What you have to do:
What follows is a listing; restate every line of it word for word.

Exercise materials:

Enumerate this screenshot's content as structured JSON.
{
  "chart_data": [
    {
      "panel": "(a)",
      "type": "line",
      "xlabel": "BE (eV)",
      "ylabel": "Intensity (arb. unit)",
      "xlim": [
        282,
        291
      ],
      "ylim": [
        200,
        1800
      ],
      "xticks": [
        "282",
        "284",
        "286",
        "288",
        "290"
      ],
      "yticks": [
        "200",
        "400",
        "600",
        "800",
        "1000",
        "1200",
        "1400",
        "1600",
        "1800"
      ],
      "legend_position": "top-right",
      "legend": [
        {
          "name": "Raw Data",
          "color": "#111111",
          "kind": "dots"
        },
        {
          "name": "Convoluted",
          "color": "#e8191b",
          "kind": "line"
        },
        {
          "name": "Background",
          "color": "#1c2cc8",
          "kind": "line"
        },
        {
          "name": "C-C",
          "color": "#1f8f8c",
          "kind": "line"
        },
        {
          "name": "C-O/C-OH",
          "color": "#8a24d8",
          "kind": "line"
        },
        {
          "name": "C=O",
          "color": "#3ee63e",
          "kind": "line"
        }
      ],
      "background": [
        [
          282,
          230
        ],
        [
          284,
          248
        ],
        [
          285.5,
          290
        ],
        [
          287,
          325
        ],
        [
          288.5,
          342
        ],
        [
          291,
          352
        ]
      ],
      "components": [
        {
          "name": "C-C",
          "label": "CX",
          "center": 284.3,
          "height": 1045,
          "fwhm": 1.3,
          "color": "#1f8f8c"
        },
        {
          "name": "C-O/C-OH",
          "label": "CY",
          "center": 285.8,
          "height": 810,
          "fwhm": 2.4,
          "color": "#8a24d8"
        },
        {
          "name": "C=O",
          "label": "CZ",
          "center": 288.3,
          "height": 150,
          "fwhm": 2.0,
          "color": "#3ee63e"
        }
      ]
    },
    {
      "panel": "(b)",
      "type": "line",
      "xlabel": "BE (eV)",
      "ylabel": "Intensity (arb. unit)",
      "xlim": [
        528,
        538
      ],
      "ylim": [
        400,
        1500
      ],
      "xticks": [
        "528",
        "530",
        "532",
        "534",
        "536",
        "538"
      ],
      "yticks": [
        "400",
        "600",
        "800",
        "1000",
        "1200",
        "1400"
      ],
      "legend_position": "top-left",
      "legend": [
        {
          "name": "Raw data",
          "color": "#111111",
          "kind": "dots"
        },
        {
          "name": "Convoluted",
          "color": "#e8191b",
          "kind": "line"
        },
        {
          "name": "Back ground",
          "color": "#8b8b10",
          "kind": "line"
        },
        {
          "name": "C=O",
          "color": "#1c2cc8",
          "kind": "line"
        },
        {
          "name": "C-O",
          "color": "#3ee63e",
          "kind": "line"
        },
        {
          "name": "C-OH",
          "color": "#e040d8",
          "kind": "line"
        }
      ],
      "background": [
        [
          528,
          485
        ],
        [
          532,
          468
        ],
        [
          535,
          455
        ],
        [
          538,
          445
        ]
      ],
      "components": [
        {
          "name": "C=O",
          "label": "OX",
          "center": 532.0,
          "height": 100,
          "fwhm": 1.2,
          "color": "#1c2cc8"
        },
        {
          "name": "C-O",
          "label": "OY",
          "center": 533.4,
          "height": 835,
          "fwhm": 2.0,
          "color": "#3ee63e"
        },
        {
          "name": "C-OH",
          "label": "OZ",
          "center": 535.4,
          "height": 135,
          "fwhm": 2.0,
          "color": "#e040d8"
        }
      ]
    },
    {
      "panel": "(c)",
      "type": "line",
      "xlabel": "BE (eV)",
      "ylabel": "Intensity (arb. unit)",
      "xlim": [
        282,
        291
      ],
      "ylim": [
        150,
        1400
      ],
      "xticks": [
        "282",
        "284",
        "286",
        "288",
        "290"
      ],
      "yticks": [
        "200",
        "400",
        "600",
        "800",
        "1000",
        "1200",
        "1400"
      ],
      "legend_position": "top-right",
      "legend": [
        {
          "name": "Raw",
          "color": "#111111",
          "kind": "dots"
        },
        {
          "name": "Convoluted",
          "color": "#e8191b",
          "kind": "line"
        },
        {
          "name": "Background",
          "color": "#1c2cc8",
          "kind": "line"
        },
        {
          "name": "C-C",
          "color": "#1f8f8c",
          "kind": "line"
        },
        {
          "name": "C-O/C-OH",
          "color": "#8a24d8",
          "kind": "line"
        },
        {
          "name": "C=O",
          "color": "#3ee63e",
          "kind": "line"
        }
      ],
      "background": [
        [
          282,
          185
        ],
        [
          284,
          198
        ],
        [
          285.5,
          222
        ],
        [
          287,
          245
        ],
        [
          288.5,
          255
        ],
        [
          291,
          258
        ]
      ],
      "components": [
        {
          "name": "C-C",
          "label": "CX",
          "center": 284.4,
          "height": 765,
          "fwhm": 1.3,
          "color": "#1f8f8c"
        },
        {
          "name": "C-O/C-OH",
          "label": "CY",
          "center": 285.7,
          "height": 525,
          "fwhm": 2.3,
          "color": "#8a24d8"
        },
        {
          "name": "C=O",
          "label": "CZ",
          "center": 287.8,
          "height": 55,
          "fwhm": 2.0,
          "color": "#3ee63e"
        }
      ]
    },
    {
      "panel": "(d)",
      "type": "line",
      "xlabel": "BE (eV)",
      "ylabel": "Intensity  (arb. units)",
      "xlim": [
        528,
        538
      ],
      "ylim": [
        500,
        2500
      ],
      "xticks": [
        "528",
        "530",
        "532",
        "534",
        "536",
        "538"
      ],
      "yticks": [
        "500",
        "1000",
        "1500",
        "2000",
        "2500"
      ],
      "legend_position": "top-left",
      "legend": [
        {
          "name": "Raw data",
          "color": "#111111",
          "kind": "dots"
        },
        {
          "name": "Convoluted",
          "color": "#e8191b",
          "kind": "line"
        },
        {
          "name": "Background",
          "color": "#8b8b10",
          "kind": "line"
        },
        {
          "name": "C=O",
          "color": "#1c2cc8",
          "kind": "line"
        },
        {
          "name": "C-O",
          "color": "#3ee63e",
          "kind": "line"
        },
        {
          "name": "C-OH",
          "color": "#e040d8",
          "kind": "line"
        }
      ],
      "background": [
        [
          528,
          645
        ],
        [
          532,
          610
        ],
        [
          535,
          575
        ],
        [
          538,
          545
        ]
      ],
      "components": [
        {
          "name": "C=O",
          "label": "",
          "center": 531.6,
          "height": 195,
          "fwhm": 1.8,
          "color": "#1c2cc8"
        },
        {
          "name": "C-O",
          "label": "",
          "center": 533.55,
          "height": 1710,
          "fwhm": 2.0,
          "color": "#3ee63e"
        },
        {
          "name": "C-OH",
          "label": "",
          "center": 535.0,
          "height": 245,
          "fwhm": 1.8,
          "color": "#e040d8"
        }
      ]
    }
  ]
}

Task answer:
Enumerate this screenshot's content as structured JSON.
{
  "chart_data": [
    {
      "panel": "(a)",
      "type": "line",
      "xlabel": "BE (eV)",
      "ylabel": "Intensity (arb. unit)",
      "xlim": [
        282,
        291
      ],
      "ylim": [
        200,
        1800
      ],
      "xticks": [
        "282",
        "284",
        "286",
        "288",
        "290"
      ],
      "yticks": [
        "200",
        "400",
        "600",
        "800",
        "1000",
        "1200",
        "1400",
        "1600",
        "1800"
      ],
      "legend_position": "top-right",
      "legend": [
        {
          "name": "Raw Data",
          "color": "#111111",
          "kind": "dots"
        },
        {
          "name": "Convoluted",
          "color": "#e8191b",
          "kind": "line"
        },
        {
          "name": "Background",
          "color": "#1c2cc8",
          "kind": "line"
        },
        {
          "name": "C-C",
          "color": "#1f8f8c",
          "kind": "line"
        },
        {
          "name": "C-O/C-OH",
          "color": "#8a24d8",
          "kind": "line"
        },
        {
          "name": "C=O",
          "color": "#3ee63e",
          "kind": "line"
        }
      ],
      "background": [
        [
          282,
          230
        ],
        [
          284,
          248
        ],
        [
          285.5,
          290
        ],
        [
          287,
          325
        ],
        [
          288.5,
          342
        ],
        [
          291,
          352
        ]
      ],
      "components": [
        {
          "name": "C-C",
          "label": "CX",
          "center": 284.3,
          "height": 1045,
          "fwhm": 1.3,
          "color": "#1f8f8c"
        },
        {
          "name": "C-O/C-OH",
          "label": "CY",
          "center": 285.8,
          "height": 810,
          "fwhm": 2.4,
          "color": "#8a24d8"
        },
        {
          "name": "C=O",
          "label": "CZ",
          "center": 288.3,
          "height": 150,
          "fwhm": 2.0,
          "color": "#3ee63e"
        }
      ]
    },
    {
      "panel": "(b)",
      "type": "line",
      "xlabel": "BE (eV)",
      "ylabel": "Intensity (arb. unit)",
      "xlim": [
        528,
        538
      ],
      "ylim": [
        400,
        1500
      ],
      "xticks": [
        "528",
        "530",
        "532",
        "534",
        "536",
        "538"
      ],
      "yticks": [
        "400",
        "600",
        "800",
        "1000",
        "1200",
        "1400"
      ],
      "legend_position": "top-left",
      "legend": [
        {
          "name": "Raw data",
          "color": "#111111",
          "kind": "dots"
        },
        {
          "name": "Convoluted",
          "color": "#e8191b",
          "kind": "line"
        },
        {
          "name": "Back ground",
          "color": "#8b8b10",
          "kind": "line"
        },
        {
          "name": "C=O",
          "color": "#1c2cc8",
          "kind": "line"
        },
        {
          "name": "C-O",
          "color": "#3ee63e",
          "kind": "line"
        },
        {
          "name": "C-OH",
          "color": "#e040d8",
          "kind": "line"
        }
      ],
      "background": [
        [
          528,
          485
        ],
        [
          532,
          468
        ],
        [
          535,
          455
        ],
        [
          538,
          445
        ]
      ],
      "components": [
        {
          "name": "C=O",
          "label": "OX",
          "center": 532.0,
          "height": 100,
          "fwhm": 1.2,
          "color": "#1c2cc8"
        },
        {
          "name": "C-O",
          "label": "OY",
          "center": 533.4,
          "height": 835,
          "fwhm": 2.0,
          "color": "#3ee63e"
        },
        {
          "name": "C-OH",
          "label": "OZ",
          "center": 535.4,
          "height": 135,
          "fwhm": 2.0,
          "color": "#e040d8"
        }
      ]
    },
    {
      "panel": "(c)",
      "type": "line",
      "xlabel": "BE (eV)",
      "ylabel": "Intensity (arb. unit)",
      "xlim": [
        282,
        291
      ],
      "ylim": [
        150,
        1400
      ],
      "xticks": [
        "282",
        "284",
        "286",
        "288",
        "290"
      ],
      "yticks": [
        "200",
        "400",
        "600",
        "800",
        "1000",
        "1200",
        "1400"
      ],
      "legend_position": "top-right",
      "legend": [
        {
          "name": "Raw",
          "color": "#111111",
          "kind": "dots"
        },
        {
          "name": "Convoluted",
          "color": "#e8191b",
          "kind": "line"
        },
        {
          "name": "Background",
          "color": "#1c2cc8",
          "kind": "line"
        },
        {
          "name": "C-C",
          "color": "#1f8f8c",
          "kind": "line"
        },
        {
          "name": "C-O/C-OH",
          "color": "#8a24d8",
          "kind": "line"
        },
        {
          "name": "C=O",
          "color": "#3ee63e",
          "kind": "line"
        }
      ],
      "background": [
        [
          282,
          185
        ],
        [
          284,
          198
        ],
        [
          285.5,
          222
        ],
        [
          287,
          245
        ],
        [
          288.5,
          255
        ],
        [
          291,
          258
        ]
      ],
      "components": [
        {
          "name": "C-C",
          "label": "CX",
          "center": 284.4,
          "height": 765,
          "fwhm": 1.3,
          "color": "#1f8f8c"
        },
        {
          "name": "C-O/C-OH",
          "label": "CY",
          "center": 285.7,
          "height": 525,
          "fwhm": 2.3,
          "color": "#8a24d8"
        },
        {
          "name": "C=O",
          "label": "CZ",
          "center": 287.8,
          "height": 55,
          "fwhm": 2.0,
          "color": "#3ee63e"
        }
      ]
    },
    {
      "panel": "(d)",
      "type": "line",
      "xlabel": "BE (eV)",
      "ylabel": "Intensity  (arb. units)",
      "xlim": [
        528,
        538
      ],
      "ylim": [
        500,
        2500
      ],
      "xticks": [
        "528",
        "530",
        "532",
        "534",
        "536",
        "538"
      ],
      "yticks": [
        "500",
        "1000",
        "1500",
        "2000",
        "2500"
      ],
      "legend_position": "top-left",
      "legend": [
        {
          "name": "Raw data",
          "color": "#111111",
          "kind": "dots"
        },
        {
          "name": "Convoluted",
          "color": "#e8191b",
          "kind": "line"
        },
        {
          "name": "Background",
          "color": "#8b8b10",
          "kind": "line"
        },
        {
          "name": "C=O",
          "color": "#1c2cc8",
          "kind": "line"
        },
        {
          "name": "C-O",
          "color": "#3ee63e",
          "kind": "line"
        },
        {
          "name": "C-OH",
          "color": "#e040d8",
          "kind": "line"
        }
      ],
      "background": [
        [
          528,
          645
        ],
        [
          532,
          610
        ],
        [
          535,
          575
        ],
        [
          538,
          545
        ]
      ],
      "components": [
        {
          "name": "C=O",
          "label": "",
          "center": 531.6,
          "height": 195,
          "fwhm": 1.8,
          "color": "#1c2cc8"
        },
        {
          "name": "C-O",
          "label": "",
          "center": 533.55,
          "height": 1710,
          "fwhm": 2.0,
          "color": "#3ee63e"
        },
        {
          "name": "C-OH",
          "label": "",
          "center": 535.0,
          "height": 245,
          "fwhm": 1.8,
          "color": "#e040d8"
        }
      ]
    }
  ]
}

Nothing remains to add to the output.